■ **PROBLEM DETAILS**:
In your copy, leave out the pictures and repeat the entries below exactly.

■ **DATA FOR THE TASK**:
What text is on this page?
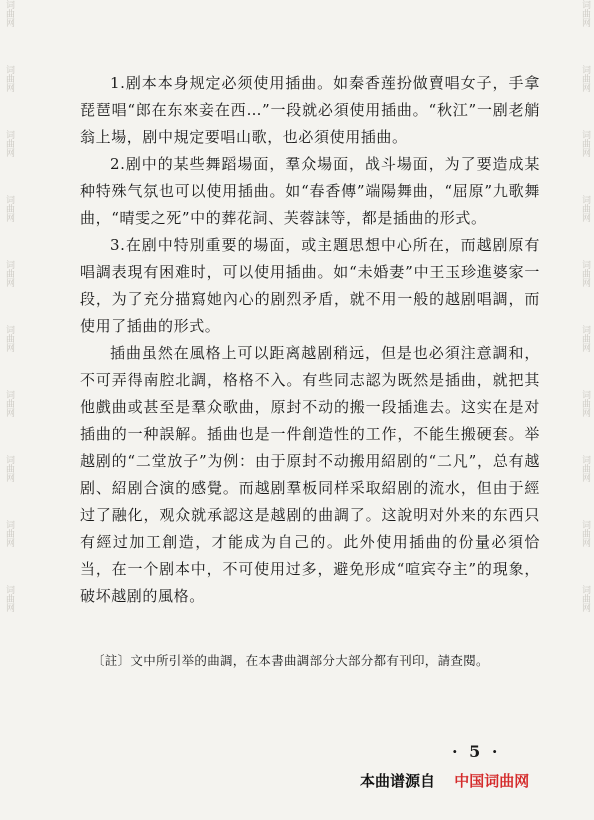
词曲网
词曲网
词曲网
词曲网
词曲网
词曲网
词曲网
词曲网
词曲网
词曲网
词曲网
词曲网
词曲网
词曲网
词曲网
词曲网
词曲网
词曲网
词曲网
词曲网

1.剧本本身规定必须使用插曲。如秦香莲扮做賣唱女子，手拿琵琶唱“郎在东來妾在西…”一段就必須使用插曲。“秋江”一剧老艄翁上場，剧中規定要唱山歌，也必須使用插曲。

2.剧中的某些舞蹈場面，羣众場面，战斗場面，为了要造成某种特殊气氛也可以使用插曲。如“春香傳”端陽舞曲，“屈原”九歌舞曲，“晴雯之死”中的葬花詞、芙蓉誄等，都是插曲的形式。

3.在剧中特別重要的場面，或主題思想中心所在，而越剧原有唱調表現有困难时，可以使用插曲。如“未婚妻”中王玉珍進婆家一段，为了充分描寫她內心的剧烈矛盾，就不用一般的越剧唱調，而使用了插曲的形式。

插曲虽然在風格上可以距离越剧稍远，但是也必須注意調和，不可弄得南腔北調，格格不入。有些同志認为既然是插曲，就把其他戲曲或甚至是羣众歌曲，原封不动的搬一段插進去。这实在是对插曲的一种誤解。插曲也是一件創造性的工作，不能生搬硬套。举越剧的“二堂放子”为例：由于原封不动搬用紹剧的“二凡”，总有越剧、紹剧合演的感覺。而越剧羣板同样采取紹剧的流水，但由于經过了融化，观众就承認这是越剧的曲調了。这說明对外来的东西只有經过加工創造，才能成为自己的。此外使用插曲的份量必須恰当，在一个剧本中，不可使用过多，避免形成“喧宾夺主”的現象，破坏越剧的風格。

〔註〕文中所引举的曲調，在本書曲調部分大部分都有刊印，請查閱。

· 5 ·
本曲谱源自 中国词曲网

■ **RESPONSE TO THIS EXERCISE**:
What text is on this page?
词曲网
词曲网
词曲网
词曲网
词曲网
词曲网
词曲网
词曲网
词曲网
词曲网
词曲网
词曲网
词曲网
词曲网
词曲网
词曲网
词曲网
词曲网
词曲网
词曲网

1.剧本本身规定必须使用插曲。如秦香莲扮做賣唱女子，手拿琵琶唱“郎在东來妾在西…”一段就必須使用插曲。“秋江”一剧老艄翁上場，剧中規定要唱山歌，也必須使用插曲。

2.剧中的某些舞蹈場面，羣众場面，战斗場面，为了要造成某种特殊气氛也可以使用插曲。如“春香傳”端陽舞曲，“屈原”九歌舞曲，“晴雯之死”中的葬花詞、芙蓉誄等，都是插曲的形式。

3.在剧中特別重要的場面，或主題思想中心所在，而越剧原有唱調表現有困难时，可以使用插曲。如“未婚妻”中王玉珍進婆家一段，为了充分描寫她內心的剧烈矛盾，就不用一般的越剧唱調，而使用了插曲的形式。

插曲虽然在風格上可以距离越剧稍远，但是也必須注意調和，不可弄得南腔北調，格格不入。有些同志認为既然是插曲，就把其他戲曲或甚至是羣众歌曲，原封不动的搬一段插進去。这实在是对插曲的一种誤解。插曲也是一件創造性的工作，不能生搬硬套。举越剧的“二堂放子”为例：由于原封不动搬用紹剧的“二凡”，总有越剧、紹剧合演的感覺。而越剧羣板同样采取紹剧的流水，但由于經过了融化，观众就承認这是越剧的曲調了。这說明对外来的东西只有經过加工創造，才能成为自己的。此外使用插曲的份量必須恰当，在一个剧本中，不可使用过多，避免形成“喧宾夺主”的現象，破坏越剧的風格。

〔註〕文中所引举的曲調，在本書曲調部分大部分都有刊印，請查閱。

· 5 ·
本曲谱源自 中国词曲网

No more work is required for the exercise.